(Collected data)

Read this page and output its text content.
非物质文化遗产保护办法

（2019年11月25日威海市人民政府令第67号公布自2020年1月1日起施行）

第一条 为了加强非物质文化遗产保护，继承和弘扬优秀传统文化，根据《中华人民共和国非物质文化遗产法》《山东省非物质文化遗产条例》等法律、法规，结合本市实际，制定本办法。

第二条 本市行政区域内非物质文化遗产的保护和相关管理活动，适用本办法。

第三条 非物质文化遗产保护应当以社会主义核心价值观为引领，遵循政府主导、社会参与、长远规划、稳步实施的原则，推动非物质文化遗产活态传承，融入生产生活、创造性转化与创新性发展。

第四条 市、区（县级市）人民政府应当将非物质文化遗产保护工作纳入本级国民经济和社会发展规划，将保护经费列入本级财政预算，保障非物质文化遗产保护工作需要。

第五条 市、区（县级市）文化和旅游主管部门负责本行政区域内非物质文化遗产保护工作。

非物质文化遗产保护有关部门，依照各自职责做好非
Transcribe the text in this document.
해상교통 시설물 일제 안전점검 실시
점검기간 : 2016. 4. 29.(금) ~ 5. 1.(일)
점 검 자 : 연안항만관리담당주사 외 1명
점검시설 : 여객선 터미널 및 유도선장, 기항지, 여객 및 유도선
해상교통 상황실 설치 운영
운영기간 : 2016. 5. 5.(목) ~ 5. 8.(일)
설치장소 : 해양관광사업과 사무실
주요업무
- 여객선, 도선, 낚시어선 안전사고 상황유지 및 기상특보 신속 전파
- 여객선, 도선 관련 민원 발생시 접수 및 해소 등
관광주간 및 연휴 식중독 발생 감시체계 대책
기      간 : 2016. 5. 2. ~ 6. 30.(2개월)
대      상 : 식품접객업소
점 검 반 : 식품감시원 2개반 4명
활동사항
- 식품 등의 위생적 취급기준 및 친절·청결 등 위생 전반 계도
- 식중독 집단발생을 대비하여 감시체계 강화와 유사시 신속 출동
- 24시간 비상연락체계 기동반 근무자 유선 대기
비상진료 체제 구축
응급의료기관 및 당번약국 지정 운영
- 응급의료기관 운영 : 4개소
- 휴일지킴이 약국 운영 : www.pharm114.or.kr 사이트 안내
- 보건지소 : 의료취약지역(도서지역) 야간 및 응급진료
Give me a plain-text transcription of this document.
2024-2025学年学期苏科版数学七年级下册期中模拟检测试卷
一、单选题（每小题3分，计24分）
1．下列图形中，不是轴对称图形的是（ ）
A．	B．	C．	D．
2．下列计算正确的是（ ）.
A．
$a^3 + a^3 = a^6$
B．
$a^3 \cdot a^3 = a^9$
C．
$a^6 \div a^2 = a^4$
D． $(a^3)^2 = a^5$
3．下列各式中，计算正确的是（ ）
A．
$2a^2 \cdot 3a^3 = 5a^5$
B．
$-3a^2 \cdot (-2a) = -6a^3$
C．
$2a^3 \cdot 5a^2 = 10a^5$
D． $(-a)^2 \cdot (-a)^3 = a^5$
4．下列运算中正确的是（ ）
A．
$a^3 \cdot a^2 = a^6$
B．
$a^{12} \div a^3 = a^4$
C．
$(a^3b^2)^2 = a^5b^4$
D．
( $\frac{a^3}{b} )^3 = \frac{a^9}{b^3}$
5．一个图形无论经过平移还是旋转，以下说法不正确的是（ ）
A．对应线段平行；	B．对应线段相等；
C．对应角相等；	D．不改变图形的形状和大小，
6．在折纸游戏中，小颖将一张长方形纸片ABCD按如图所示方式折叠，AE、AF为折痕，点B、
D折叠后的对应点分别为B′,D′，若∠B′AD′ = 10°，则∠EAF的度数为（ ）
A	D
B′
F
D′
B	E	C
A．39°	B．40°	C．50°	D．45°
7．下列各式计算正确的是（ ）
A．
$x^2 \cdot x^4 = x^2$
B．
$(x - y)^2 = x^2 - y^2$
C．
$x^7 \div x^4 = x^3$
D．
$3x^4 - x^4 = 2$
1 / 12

■ Task to complete
Say how many lines of the data include the word "감시체계". Nothing other than the number should be given.

■ Exercise output
2